• SET PROBLEM: In the listing below, pick out lines with "ยบคณะกรรมการกองท".

═══ STORED ROWS

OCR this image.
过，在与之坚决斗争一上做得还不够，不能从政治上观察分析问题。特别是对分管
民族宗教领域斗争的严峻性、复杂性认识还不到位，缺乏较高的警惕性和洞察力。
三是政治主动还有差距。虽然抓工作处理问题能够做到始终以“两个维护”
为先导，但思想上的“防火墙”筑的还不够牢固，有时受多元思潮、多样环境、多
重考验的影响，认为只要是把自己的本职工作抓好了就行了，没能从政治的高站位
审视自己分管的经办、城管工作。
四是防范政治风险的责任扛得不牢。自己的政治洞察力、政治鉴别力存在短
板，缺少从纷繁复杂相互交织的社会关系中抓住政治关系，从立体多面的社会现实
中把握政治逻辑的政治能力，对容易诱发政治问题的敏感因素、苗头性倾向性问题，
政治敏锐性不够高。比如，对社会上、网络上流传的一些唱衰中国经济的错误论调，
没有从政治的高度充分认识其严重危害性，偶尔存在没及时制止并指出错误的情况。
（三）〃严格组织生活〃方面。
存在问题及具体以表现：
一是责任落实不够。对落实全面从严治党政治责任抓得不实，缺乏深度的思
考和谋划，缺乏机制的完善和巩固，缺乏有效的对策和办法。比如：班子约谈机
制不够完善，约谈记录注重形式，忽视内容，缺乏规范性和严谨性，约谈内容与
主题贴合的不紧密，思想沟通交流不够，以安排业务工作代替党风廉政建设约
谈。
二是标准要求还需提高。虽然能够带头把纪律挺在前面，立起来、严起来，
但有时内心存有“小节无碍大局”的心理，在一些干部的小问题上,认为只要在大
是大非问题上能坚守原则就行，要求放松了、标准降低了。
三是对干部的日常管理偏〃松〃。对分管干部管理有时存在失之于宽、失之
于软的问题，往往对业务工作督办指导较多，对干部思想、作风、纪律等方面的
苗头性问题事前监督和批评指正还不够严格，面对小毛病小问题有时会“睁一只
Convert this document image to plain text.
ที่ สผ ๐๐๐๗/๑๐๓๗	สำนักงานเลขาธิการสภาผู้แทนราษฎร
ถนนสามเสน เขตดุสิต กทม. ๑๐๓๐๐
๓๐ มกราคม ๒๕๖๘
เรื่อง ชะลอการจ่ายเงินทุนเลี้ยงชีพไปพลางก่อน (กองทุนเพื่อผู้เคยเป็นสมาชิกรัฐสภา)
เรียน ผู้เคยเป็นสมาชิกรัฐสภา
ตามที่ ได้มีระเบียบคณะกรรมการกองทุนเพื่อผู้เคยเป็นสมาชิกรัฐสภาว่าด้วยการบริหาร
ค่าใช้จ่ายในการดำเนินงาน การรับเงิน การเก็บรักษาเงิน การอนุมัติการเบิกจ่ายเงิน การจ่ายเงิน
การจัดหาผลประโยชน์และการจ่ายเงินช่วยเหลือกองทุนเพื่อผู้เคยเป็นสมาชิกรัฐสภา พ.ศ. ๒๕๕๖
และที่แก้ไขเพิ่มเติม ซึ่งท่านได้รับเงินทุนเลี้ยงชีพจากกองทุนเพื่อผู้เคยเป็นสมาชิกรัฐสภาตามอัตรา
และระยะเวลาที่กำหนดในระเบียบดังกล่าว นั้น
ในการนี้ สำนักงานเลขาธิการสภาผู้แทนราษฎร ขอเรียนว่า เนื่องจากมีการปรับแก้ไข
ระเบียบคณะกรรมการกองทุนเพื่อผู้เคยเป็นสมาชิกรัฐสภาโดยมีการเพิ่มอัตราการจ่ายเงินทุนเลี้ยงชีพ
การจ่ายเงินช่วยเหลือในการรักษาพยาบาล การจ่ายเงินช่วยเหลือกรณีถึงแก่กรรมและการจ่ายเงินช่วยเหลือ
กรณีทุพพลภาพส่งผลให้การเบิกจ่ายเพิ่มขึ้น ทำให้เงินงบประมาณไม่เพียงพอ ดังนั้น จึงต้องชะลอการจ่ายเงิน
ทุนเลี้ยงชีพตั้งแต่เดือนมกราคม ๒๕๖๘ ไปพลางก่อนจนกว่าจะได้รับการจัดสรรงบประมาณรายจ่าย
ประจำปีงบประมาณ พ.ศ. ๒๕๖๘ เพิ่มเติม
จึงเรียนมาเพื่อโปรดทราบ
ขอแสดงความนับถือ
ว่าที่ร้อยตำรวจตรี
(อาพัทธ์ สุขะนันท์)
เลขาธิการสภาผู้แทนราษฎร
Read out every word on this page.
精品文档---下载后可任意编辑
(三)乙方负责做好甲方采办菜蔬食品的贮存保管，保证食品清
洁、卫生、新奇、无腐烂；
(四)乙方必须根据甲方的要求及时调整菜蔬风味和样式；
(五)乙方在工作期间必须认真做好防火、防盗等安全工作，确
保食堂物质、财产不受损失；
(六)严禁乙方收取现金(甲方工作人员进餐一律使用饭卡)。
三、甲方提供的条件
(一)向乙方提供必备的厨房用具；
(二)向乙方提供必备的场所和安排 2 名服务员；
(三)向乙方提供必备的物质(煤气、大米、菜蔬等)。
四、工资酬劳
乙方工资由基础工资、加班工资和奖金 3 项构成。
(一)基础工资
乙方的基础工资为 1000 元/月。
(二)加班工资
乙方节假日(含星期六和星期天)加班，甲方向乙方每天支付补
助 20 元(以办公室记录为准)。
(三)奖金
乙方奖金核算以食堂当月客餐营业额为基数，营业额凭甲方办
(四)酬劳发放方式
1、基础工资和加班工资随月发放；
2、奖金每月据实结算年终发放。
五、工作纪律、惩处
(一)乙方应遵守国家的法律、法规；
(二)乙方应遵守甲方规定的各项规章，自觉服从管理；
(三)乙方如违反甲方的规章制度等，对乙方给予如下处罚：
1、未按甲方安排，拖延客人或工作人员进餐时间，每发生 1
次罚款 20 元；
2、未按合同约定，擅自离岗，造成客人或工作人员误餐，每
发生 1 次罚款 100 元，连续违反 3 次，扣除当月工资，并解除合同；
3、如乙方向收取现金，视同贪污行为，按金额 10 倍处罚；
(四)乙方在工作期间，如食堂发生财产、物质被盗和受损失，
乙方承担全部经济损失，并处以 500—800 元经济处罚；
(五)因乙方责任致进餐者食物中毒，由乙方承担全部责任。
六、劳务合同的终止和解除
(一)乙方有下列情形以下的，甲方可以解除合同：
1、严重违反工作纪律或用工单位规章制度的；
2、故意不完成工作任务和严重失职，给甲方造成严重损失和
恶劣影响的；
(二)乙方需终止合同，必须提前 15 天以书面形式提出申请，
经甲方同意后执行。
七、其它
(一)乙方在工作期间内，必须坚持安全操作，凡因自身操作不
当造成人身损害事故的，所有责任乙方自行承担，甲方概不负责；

══════

• OUTPUT FOR THIS TASK:
ตามที่ ได้มีระเบียบคณะกรรมการกองทุนเพื่อผู้เคยเป็นสมาชิกรัฐสภาว่าด้วยการบริหาร
ระเบียบคณะกรรมการกองทุนเพื่อผู้เคยเป็นสมาชิกรัฐสภาโดยมีการเพิ่มอัตราการจ่ายเงินทุนเลี้ยงชีพ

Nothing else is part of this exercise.